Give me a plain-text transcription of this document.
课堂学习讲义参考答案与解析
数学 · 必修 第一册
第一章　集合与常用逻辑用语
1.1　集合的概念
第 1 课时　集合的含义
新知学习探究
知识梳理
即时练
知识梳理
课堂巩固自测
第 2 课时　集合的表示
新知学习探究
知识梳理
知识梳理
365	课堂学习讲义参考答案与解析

================

Reproduce every line of the data verbatim.

- [The solution]
Give me a plain-text transcription of this document.
课堂学习讲义参考答案与解析
数学 · 必修 第一册
第一章　集合与常用逻辑用语
1.1　集合的概念
第 1 课时　集合的含义
新知学习探究
知识梳理
即时练
知识梳理
课堂巩固自测
第 2 课时　集合的表示
新知学习探究
知识梳理
知识梳理
365	课堂学习讲义参考答案与解析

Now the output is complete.